Media Credit: Ryan Sayers
Jonathan dances at a UConn women's basketball game against Georgia Tech.

The following takes place between 1 a.m. and 2 a.m.

You find yourself walking down a dark, strange alley in the middle of the night. It's Friday, and you got that phone number you've been dying for all evening, but all of a sudden, your one-drink buzz is starting to wear off.

You realize that maybe you shouldn't have listened to your roommate when he told you there was a shortcut behind the bar.

The next thing you know, someone steps out and wants to fight you.

If you lose, you hand over your men's basketball media credentials and all your HUSKY Bucks. In addition, if he beats you, he gets to put something mean about you in the InstantDaily. Probably something along the lines of how dumb your mug shot in the paper looks.

You don't want to take any chances fighting because the last person you fought was Martin Brodeur when you were playing "NHL Hits" with your roommate. Right before you're about to hand over your credentials and your Student ID card, something happens that changes your life.

Every single mascot from the Big East assembles behind you in the alley.

Jonathan the Husky steps forward, triumphant in all his glory, and says to you, "So it looks like you're being mugged."

"Yeah," you reply. "Yeah, I am."

-=-=-=-=-

__Task requirements__.
A: In the mascot story, why doesn't the person being addressed want to risk fighting? Answer in one to three sentences.
B: Retype the part of the mascot story from "You find yourself" up to and including "behind the bar.".

-=-=-=-=-

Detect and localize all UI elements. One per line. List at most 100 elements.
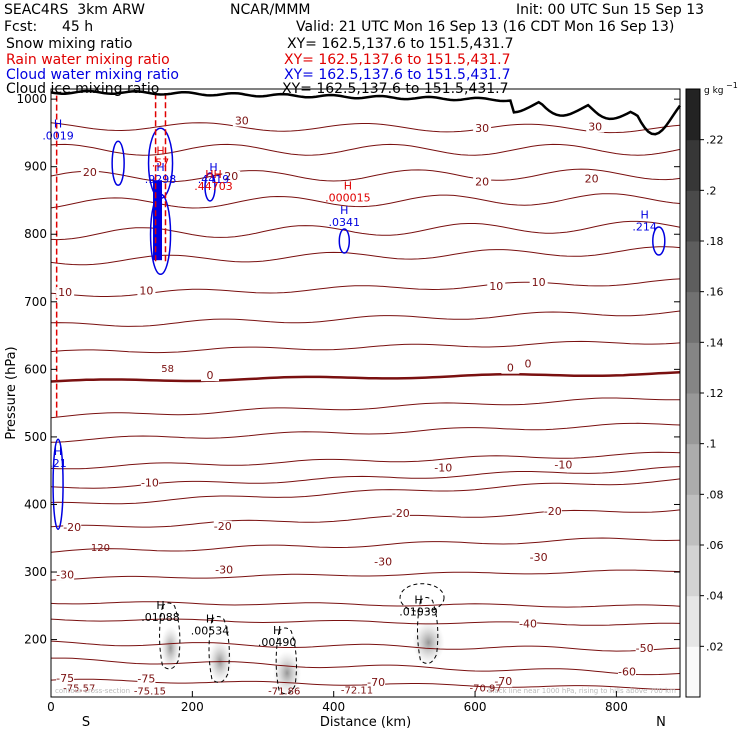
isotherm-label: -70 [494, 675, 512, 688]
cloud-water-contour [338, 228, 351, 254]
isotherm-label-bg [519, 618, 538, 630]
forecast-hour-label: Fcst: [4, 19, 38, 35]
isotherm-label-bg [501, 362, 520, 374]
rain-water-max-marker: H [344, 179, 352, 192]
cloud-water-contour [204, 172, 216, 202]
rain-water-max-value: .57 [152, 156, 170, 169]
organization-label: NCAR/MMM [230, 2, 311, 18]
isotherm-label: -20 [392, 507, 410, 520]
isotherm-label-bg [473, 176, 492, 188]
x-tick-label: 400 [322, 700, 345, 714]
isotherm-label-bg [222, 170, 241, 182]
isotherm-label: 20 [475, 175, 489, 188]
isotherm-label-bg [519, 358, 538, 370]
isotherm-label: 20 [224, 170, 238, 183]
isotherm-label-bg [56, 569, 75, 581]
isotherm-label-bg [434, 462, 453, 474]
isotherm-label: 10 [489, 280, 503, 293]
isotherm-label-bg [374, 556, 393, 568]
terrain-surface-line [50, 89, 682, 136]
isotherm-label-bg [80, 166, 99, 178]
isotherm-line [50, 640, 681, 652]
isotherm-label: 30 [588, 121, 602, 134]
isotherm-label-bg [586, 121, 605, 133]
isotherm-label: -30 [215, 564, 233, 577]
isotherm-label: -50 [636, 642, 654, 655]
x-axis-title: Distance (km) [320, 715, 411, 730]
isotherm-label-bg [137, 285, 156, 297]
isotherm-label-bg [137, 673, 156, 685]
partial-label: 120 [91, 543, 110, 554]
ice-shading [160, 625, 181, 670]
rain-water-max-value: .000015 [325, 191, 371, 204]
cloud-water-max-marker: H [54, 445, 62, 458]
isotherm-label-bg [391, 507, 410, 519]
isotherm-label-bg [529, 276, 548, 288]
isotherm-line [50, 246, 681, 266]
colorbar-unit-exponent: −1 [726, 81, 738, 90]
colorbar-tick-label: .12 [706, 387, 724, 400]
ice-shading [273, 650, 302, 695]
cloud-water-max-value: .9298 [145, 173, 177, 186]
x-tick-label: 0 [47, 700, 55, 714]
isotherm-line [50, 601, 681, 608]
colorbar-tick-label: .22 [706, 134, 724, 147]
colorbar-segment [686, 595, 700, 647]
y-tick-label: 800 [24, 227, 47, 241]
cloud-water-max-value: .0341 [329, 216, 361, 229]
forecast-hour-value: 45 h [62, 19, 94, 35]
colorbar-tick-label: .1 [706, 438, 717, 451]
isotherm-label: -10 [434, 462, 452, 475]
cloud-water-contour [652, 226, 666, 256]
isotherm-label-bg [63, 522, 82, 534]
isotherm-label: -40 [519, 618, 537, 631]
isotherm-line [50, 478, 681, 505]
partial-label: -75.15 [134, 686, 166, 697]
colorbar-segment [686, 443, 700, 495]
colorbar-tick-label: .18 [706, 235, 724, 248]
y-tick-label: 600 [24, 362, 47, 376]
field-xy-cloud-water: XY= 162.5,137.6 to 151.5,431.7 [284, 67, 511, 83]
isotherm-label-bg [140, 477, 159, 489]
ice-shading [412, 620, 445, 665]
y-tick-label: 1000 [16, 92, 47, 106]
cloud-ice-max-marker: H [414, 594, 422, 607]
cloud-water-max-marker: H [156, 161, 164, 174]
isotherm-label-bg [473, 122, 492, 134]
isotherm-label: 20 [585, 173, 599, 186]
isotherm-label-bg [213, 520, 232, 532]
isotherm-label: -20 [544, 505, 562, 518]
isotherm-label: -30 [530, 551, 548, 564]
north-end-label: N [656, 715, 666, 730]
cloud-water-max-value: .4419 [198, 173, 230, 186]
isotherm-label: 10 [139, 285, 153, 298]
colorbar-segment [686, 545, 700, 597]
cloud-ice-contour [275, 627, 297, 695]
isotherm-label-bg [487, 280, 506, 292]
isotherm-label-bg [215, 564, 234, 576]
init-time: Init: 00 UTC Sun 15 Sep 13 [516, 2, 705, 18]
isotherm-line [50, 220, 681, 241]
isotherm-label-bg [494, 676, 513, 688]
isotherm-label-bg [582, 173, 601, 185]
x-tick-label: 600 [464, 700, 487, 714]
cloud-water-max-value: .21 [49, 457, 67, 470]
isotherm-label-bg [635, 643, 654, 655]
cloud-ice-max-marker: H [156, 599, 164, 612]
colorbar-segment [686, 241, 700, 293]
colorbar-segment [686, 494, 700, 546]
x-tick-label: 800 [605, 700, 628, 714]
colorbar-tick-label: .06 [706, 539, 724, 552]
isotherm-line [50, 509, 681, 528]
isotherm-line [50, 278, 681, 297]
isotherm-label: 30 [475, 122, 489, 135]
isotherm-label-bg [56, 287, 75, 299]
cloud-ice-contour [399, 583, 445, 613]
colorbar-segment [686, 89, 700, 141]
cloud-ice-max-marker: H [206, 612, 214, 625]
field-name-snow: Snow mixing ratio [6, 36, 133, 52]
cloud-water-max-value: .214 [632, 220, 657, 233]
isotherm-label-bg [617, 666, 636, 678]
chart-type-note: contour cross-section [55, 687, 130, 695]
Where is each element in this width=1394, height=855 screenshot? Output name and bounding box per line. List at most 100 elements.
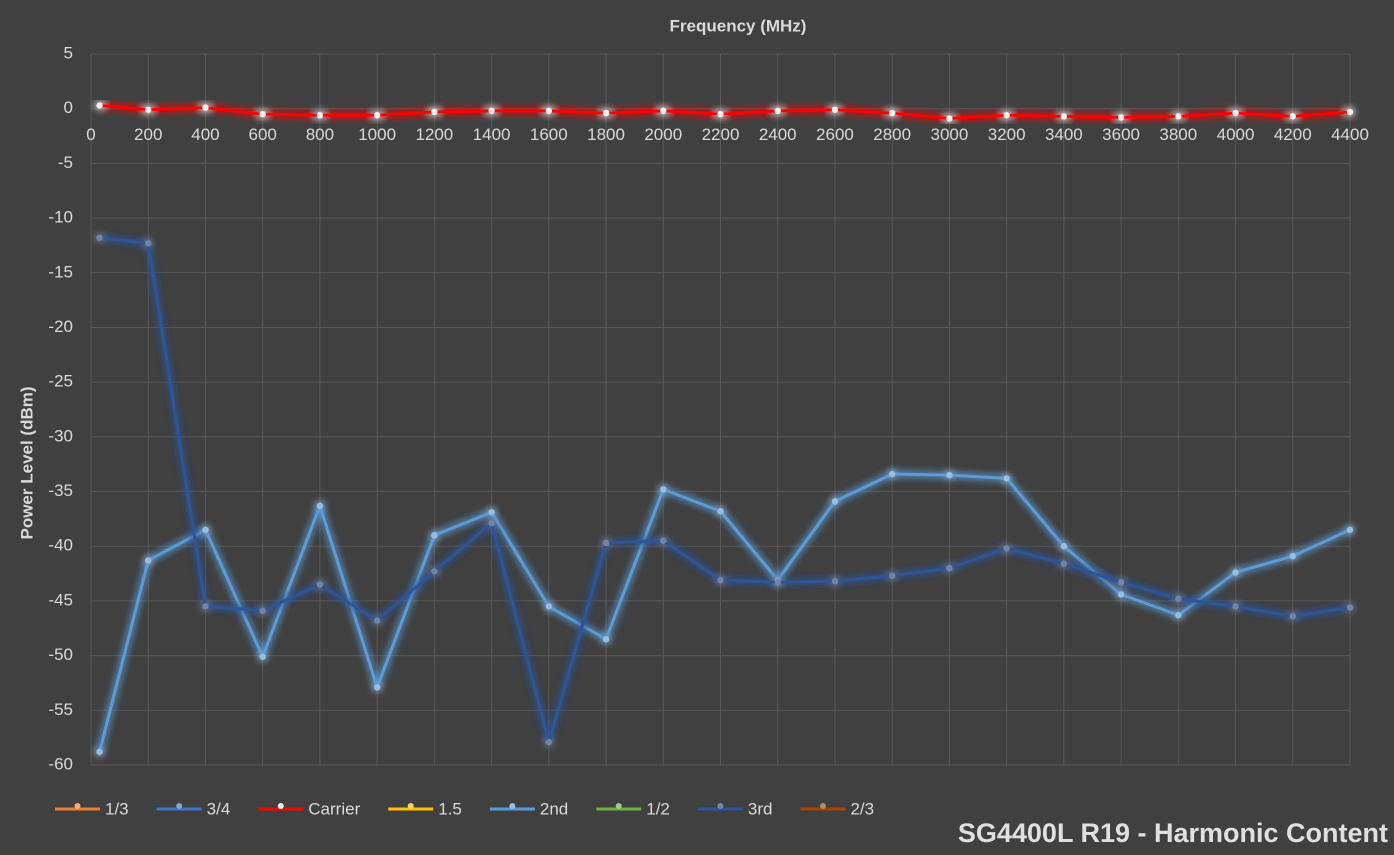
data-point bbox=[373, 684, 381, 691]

-=-=-=-=-

__Worked answers__.
A: The person doesn't want to take any chances fighting because the last person they fought was Martin Brodeur. That fight happened while they were playing "NHL Hits" with their roommate.

B:
You find yourself walking down a dark, strange alley in the middle of the night. It's Friday, and you got that phone number you've been dying for all evening, but all of a sudden, your one-drink buzz is starting to wear off.

You realize that maybe you shouldn't have listened to your roommate when he told you there was a shortcut behind the bar.